<<<<

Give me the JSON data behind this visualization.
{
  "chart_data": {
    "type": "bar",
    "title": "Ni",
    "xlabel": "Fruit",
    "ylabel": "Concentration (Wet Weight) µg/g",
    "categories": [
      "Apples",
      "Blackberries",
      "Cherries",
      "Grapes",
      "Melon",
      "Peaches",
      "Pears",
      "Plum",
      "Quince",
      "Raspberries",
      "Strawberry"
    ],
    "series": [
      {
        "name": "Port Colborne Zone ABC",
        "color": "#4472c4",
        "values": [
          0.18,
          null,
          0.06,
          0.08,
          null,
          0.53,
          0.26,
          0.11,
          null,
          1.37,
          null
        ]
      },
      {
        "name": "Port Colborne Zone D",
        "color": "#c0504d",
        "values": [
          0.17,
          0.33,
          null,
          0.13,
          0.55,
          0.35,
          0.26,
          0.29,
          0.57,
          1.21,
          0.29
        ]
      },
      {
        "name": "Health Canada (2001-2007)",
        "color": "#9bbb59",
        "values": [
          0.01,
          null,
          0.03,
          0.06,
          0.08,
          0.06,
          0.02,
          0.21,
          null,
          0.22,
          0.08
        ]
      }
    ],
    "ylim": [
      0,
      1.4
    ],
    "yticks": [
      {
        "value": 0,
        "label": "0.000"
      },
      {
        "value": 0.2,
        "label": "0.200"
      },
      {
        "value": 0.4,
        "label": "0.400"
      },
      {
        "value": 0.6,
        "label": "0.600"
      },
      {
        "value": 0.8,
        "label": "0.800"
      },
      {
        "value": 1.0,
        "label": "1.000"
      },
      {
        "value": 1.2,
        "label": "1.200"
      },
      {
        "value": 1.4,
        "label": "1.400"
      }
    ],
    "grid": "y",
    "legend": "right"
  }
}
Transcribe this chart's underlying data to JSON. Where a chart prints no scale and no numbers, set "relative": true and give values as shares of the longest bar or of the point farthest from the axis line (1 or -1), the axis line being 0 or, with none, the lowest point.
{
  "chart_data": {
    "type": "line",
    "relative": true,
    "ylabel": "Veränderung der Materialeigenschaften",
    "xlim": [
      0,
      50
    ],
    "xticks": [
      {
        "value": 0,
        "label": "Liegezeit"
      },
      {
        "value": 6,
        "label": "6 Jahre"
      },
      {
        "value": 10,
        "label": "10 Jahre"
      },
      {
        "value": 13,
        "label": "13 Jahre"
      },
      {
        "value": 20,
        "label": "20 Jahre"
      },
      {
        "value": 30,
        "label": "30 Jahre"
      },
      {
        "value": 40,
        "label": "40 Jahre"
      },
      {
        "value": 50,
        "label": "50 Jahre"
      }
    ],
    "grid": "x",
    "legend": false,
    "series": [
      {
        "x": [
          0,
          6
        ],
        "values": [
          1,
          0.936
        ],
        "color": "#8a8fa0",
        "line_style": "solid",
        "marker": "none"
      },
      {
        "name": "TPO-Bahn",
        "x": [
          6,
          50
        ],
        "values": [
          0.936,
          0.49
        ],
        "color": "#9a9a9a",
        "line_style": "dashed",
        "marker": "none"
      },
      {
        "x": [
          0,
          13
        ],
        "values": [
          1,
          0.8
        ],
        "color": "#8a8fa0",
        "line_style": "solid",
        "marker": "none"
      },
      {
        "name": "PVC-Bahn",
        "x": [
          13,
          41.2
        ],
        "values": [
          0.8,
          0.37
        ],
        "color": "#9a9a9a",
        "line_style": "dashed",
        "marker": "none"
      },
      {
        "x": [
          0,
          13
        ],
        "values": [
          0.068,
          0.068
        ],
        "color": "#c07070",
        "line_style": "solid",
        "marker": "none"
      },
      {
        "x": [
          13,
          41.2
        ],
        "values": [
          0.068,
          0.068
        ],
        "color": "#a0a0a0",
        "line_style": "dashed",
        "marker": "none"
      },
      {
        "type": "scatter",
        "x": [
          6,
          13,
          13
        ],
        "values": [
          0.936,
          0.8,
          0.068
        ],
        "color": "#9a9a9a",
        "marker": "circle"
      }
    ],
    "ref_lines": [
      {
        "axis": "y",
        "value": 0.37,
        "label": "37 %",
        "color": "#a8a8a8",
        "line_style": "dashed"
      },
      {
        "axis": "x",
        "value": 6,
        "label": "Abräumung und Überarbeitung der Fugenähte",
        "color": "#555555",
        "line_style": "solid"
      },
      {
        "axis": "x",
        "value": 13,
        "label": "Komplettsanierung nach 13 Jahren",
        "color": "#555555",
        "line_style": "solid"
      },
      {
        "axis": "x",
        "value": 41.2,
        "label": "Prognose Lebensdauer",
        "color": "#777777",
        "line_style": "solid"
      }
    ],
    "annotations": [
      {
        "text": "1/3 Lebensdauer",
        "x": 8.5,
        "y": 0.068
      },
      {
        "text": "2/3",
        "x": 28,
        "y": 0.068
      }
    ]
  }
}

>>>>

### What the task requires
Repeat every entry exactly as written above.

### Output of the exercise
Give me the JSON data behind this visualization.
{
  "chart_data": {
    "type": "bar",
    "title": "Ni",
    "xlabel": "Fruit",
    "ylabel": "Concentration (Wet Weight) µg/g",
    "categories": [
      "Apples",
      "Blackberries",
      "Cherries",
      "Grapes",
      "Melon",
      "Peaches",
      "Pears",
      "Plum",
      "Quince",
      "Raspberries",
      "Strawberry"
    ],
    "series": [
      {
        "name": "Port Colborne Zone ABC",
        "color": "#4472c4",
        "values": [
          0.18,
          null,
          0.06,
          0.08,
          null,
          0.53,
          0.26,
          0.11,
          null,
          1.37,
          null
        ]
      },
      {
        "name": "Port Colborne Zone D",
        "color": "#c0504d",
        "values": [
          0.17,
          0.33,
          null,
          0.13,
          0.55,
          0.35,
          0.26,
          0.29,
          0.57,
          1.21,
          0.29
        ]
      },
      {
        "name": "Health Canada (2001-2007)",
        "color": "#9bbb59",
        "values": [
          0.01,
          null,
          0.03,
          0.06,
          0.08,
          0.06,
          0.02,
          0.21,
          null,
          0.22,
          0.08
        ]
      }
    ],
    "ylim": [
      0,
      1.4
    ],
    "yticks": [
      {
        "value": 0,
        "label": "0.000"
      },
      {
        "value": 0.2,
        "label": "0.200"
      },
      {
        "value": 0.4,
        "label": "0.400"
      },
      {
        "value": 0.6,
        "label": "0.600"
      },
      {
        "value": 0.8,
        "label": "0.800"
      },
      {
        "value": 1.0,
        "label": "1.000"
      },
      {
        "value": 1.2,
        "label": "1.200"
      },
      {
        "value": 1.4,
        "label": "1.400"
      }
    ],
    "grid": "y",
    "legend": "right"
  }
}
Transcribe this chart's underlying data to JSON. Where a chart prints no scale and no numbers, set "relative": true and give values as shares of the longest bar or of the point farthest from the axis line (1 or -1), the axis line being 0 or, with none, the lowest point.
{
  "chart_data": {
    "type": "line",
    "relative": true,
    "ylabel": "Veränderung der Materialeigenschaften",
    "xlim": [
      0,
      50
    ],
    "xticks": [
      {
        "value": 0,
        "label": "Liegezeit"
      },
      {
        "value": 6,
        "label": "6 Jahre"
      },
      {
        "value": 10,
        "label": "10 Jahre"
      },
      {
        "value": 13,
        "label": "13 Jahre"
      },
      {
        "value": 20,
        "label": "20 Jahre"
      },
      {
        "value": 30,
        "label": "30 Jahre"
      },
      {
        "value": 40,
        "label": "40 Jahre"
      },
      {
        "value": 50,
        "label": "50 Jahre"
      }
    ],
    "grid": "x",
    "legend": false,
    "series": [
      {
        "x": [
          0,
          6
        ],
        "values": [
          1,
          0.936
        ],
        "color": "#8a8fa0",
        "line_style": "solid",
        "marker": "none"
      },
      {
        "name": "TPO-Bahn",
        "x": [
          6,
          50
        ],
        "values": [
          0.936,
          0.49
        ],
        "color": "#9a9a9a",
        "line_style": "dashed",
        "marker": "none"
      },
      {
        "x": [
          0,
          13
        ],
        "values": [
          1,
          0.8
        ],
        "color": "#8a8fa0",
        "line_style": "solid",
        "marker": "none"
      },
      {
        "name": "PVC-Bahn",
        "x": [
          13,
          41.2
        ],
        "values": [
          0.8,
          0.37
        ],
        "color": "#9a9a9a",
        "line_style": "dashed",
        "marker": "none"
      },
      {
        "x": [
          0,
          13
        ],
        "values": [
          0.068,
          0.068
        ],
        "color": "#c07070",
        "line_style": "solid",
        "marker": "none"
      },
      {
        "x": [
          13,
          41.2
        ],
        "values": [
          0.068,
          0.068
        ],
        "color": "#a0a0a0",
        "line_style": "dashed",
        "marker": "none"
      },
      {
        "type": "scatter",
        "x": [
          6,
          13,
          13
        ],
        "values": [
          0.936,
          0.8,
          0.068
        ],
        "color": "#9a9a9a",
        "marker": "circle"
      }
    ],
    "ref_lines": [
      {
        "axis": "y",
        "value": 0.37,
        "label": "37 %",
        "color": "#a8a8a8",
        "line_style": "dashed"
      },
      {
        "axis": "x",
        "value": 6,
        "label": "Abräumung und Überarbeitung der Fugenähte",
        "color": "#555555",
        "line_style": "solid"
      },
      {
        "axis": "x",
        "value": 13,
        "label": "Komplettsanierung nach 13 Jahren",
        "color": "#555555",
        "line_style": "solid"
      },
      {
        "axis": "x",
        "value": 41.2,
        "label": "Prognose Lebensdauer",
        "color": "#777777",
        "line_style": "solid"
      }
    ],
    "annotations": [
      {
        "text": "1/3 Lebensdauer",
        "x": 8.5,
        "y": 0.068
      },
      {
        "text": "2/3",
        "x": 28,
        "y": 0.068
      }
    ]
  }
}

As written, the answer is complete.